> **STATED EXERCISE**
Show every line in the entries below that contains the string "rule".

Collected data:
==*==

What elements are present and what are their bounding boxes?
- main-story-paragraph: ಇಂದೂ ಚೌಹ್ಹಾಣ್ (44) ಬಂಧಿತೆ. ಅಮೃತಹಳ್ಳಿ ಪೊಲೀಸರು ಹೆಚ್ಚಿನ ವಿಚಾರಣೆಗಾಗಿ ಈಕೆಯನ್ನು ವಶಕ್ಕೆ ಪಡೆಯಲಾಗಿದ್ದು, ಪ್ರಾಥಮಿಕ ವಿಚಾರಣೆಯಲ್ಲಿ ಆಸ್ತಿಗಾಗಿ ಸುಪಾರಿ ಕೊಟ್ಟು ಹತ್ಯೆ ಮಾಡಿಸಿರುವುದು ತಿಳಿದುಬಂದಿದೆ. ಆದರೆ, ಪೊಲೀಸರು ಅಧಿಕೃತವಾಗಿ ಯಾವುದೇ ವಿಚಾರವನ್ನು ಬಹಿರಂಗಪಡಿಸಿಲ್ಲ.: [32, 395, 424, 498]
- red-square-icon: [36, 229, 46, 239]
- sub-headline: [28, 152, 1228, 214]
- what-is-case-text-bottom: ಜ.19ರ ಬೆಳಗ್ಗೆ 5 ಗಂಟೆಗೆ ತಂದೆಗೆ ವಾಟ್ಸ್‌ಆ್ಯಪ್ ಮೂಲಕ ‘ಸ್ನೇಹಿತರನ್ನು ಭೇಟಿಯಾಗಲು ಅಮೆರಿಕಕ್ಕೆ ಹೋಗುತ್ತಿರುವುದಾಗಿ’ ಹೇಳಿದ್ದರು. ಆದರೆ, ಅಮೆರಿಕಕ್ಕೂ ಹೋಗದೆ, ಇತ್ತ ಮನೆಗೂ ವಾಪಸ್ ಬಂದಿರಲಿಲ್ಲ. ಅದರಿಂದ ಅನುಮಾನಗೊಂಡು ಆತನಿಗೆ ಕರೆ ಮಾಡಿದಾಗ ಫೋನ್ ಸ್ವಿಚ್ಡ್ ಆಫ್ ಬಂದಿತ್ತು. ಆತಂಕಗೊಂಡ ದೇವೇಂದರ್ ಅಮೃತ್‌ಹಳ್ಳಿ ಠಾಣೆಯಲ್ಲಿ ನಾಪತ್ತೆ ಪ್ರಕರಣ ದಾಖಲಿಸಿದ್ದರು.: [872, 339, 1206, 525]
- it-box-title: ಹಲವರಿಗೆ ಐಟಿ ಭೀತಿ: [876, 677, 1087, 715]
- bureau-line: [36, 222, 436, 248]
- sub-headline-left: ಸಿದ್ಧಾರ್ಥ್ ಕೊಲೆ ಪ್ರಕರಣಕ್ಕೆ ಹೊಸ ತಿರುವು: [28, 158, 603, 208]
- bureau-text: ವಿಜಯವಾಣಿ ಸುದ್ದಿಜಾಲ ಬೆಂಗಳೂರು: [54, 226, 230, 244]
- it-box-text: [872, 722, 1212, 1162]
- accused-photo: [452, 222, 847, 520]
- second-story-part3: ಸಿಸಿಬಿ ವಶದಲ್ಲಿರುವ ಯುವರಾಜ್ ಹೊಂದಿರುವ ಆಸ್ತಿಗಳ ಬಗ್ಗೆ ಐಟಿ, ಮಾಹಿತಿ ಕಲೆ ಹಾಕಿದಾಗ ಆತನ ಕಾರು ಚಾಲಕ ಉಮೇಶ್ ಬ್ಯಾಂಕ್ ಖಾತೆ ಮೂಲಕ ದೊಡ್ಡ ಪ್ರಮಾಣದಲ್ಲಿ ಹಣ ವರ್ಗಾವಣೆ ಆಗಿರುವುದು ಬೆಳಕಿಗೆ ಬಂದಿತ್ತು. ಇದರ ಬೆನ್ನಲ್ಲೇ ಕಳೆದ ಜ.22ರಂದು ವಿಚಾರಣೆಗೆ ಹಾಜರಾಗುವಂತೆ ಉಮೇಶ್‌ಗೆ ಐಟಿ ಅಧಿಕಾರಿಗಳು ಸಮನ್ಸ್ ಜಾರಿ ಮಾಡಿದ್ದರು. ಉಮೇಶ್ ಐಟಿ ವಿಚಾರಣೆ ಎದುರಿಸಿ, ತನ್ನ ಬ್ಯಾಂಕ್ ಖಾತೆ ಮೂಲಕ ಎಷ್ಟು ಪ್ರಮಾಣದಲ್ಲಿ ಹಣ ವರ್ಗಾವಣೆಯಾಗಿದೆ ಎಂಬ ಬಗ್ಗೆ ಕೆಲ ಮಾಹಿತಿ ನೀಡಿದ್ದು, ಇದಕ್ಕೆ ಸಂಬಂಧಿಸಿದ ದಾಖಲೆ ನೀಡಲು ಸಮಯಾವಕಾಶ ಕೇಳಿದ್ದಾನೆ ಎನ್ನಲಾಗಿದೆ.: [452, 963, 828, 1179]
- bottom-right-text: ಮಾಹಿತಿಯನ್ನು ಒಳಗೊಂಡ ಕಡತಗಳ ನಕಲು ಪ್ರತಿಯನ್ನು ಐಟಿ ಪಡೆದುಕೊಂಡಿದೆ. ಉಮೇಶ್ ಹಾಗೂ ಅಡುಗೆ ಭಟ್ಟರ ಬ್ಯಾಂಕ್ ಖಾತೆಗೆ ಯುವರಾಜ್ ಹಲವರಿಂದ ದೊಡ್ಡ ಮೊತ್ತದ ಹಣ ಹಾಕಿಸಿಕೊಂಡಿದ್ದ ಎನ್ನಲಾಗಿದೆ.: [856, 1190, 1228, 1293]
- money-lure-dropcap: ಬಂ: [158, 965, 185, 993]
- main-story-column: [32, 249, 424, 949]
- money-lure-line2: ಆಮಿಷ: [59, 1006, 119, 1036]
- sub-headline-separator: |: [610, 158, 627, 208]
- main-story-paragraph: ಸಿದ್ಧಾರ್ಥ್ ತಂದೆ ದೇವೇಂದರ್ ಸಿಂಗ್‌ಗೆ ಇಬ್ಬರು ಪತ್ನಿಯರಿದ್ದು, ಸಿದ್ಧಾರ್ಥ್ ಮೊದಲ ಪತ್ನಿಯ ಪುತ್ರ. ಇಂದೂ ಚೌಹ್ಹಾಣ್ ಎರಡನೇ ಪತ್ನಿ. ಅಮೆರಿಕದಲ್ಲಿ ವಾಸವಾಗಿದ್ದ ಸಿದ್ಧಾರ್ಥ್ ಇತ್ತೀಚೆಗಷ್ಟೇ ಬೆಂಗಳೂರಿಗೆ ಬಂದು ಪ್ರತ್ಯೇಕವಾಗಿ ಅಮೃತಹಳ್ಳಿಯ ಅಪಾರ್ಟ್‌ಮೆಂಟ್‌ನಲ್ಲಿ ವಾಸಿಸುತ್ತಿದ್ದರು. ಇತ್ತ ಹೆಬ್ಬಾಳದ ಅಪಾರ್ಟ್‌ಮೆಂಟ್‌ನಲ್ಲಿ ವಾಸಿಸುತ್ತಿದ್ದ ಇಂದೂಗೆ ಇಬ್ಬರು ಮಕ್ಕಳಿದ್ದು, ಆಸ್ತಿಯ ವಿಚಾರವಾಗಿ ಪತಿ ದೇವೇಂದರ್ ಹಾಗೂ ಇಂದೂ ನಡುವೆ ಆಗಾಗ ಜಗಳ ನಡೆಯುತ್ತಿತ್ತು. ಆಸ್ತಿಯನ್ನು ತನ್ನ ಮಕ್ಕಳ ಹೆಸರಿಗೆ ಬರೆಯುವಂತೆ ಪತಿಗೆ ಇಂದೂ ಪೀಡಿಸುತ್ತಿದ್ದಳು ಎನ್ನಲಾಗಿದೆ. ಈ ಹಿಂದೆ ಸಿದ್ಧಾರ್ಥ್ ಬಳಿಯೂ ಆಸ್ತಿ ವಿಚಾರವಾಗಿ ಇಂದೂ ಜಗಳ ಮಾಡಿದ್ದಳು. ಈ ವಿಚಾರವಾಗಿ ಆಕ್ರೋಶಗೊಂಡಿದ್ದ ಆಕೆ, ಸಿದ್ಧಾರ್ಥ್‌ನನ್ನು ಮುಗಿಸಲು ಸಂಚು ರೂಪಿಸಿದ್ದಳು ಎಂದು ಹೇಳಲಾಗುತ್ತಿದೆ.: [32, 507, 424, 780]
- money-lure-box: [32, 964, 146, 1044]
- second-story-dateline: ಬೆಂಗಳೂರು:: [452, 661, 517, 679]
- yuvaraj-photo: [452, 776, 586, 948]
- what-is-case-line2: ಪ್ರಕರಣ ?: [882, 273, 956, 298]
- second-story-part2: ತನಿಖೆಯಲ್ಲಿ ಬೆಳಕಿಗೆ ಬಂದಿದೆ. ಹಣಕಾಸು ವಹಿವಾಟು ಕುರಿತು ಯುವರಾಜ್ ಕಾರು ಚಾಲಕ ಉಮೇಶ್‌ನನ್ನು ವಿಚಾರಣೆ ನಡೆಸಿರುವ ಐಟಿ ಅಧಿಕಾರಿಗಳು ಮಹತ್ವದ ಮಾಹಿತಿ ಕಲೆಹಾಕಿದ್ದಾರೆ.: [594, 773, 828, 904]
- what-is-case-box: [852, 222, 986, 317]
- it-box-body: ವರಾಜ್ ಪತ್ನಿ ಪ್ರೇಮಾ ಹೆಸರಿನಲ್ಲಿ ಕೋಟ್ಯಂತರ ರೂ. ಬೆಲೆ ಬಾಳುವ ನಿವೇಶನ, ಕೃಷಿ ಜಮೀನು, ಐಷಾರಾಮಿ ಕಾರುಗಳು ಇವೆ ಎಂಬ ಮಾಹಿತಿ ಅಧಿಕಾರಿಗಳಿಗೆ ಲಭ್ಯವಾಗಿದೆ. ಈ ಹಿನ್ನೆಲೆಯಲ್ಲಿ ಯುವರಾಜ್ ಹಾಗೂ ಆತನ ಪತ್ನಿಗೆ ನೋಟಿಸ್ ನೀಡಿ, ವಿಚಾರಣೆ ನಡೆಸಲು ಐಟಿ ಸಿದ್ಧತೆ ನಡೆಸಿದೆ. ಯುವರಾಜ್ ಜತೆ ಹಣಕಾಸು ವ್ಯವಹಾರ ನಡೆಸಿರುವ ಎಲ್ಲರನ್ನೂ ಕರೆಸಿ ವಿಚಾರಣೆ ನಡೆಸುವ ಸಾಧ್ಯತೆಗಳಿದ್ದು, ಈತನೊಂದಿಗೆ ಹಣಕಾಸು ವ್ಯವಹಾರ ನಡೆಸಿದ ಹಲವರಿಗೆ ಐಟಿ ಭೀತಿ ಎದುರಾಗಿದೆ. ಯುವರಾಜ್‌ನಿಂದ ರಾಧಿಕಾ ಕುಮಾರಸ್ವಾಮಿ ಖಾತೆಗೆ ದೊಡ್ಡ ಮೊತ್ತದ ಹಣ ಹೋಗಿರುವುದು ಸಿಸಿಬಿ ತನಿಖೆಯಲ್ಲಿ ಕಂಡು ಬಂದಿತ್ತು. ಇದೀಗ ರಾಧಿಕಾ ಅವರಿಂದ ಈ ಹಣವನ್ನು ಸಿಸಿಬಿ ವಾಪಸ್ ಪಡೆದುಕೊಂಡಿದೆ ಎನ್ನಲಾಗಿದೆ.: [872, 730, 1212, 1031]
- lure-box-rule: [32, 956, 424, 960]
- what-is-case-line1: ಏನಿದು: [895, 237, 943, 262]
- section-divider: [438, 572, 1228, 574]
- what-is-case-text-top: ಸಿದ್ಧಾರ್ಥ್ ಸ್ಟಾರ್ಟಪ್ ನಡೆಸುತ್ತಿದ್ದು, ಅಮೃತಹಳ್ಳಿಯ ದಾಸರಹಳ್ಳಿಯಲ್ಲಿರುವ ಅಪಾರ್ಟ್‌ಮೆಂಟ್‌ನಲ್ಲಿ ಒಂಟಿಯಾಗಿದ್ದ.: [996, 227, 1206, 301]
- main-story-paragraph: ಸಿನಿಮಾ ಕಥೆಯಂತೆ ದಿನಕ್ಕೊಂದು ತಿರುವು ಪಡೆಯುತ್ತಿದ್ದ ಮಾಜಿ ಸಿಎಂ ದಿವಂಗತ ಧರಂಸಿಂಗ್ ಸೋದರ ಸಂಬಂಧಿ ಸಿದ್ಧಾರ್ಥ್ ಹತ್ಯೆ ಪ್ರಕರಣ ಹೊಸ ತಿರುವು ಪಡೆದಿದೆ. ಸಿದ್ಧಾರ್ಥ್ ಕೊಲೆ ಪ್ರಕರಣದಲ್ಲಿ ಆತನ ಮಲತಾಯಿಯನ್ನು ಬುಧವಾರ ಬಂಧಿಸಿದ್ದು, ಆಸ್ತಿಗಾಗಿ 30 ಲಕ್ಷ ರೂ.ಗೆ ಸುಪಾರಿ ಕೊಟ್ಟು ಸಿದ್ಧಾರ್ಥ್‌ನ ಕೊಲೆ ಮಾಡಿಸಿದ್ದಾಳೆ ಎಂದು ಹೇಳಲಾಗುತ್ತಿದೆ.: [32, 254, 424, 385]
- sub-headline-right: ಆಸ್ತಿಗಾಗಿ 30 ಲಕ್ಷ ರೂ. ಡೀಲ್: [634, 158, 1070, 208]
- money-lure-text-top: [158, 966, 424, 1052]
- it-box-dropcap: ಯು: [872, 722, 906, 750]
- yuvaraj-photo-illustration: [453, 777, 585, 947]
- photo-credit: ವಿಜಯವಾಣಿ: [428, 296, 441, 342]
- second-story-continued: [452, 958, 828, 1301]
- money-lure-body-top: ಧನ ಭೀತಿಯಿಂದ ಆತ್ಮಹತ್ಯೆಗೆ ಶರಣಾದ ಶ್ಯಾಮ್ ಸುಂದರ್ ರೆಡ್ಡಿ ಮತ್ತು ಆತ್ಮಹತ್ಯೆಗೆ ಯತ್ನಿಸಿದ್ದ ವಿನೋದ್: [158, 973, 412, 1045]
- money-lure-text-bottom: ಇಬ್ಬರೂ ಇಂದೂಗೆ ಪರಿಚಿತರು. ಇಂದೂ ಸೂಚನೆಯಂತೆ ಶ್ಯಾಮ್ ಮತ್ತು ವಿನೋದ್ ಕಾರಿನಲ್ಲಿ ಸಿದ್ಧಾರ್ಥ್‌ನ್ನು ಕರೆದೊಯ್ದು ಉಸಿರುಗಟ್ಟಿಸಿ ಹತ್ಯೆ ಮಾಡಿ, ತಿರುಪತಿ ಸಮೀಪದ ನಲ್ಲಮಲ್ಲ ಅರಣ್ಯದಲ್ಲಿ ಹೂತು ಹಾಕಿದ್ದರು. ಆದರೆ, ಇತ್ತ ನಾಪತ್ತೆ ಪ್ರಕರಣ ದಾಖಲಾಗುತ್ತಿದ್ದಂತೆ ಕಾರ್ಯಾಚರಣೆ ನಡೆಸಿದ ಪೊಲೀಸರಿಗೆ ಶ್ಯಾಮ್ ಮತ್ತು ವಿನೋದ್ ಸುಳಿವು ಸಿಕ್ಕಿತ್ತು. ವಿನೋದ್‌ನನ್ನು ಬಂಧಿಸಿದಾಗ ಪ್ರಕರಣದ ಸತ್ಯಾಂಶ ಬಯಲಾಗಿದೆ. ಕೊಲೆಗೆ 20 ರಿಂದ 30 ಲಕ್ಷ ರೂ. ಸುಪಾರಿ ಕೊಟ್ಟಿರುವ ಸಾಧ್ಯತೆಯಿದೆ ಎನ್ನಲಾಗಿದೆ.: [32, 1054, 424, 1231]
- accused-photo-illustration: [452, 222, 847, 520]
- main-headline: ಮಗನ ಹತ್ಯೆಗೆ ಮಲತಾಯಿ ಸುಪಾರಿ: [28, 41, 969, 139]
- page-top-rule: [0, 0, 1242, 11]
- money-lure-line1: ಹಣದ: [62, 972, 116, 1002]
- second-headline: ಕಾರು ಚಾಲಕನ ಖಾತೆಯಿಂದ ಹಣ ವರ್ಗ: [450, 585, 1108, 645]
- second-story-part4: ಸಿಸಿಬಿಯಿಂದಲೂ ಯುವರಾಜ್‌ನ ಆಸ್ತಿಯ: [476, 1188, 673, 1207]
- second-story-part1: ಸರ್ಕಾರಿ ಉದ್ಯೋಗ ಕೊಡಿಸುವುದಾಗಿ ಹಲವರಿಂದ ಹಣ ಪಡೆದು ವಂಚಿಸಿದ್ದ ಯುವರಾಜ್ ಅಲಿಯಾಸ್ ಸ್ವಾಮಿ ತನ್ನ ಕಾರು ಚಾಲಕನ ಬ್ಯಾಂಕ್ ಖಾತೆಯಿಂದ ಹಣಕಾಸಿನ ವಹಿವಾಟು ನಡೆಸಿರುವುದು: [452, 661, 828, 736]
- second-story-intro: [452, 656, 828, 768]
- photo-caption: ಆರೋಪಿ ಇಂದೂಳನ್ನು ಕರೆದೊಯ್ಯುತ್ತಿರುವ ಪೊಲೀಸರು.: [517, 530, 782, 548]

==*==

> **PROBLEM SOLUTION**
- lure-box-rule: [32, 956, 424, 960]
- page-top-rule: [0, 0, 1242, 11]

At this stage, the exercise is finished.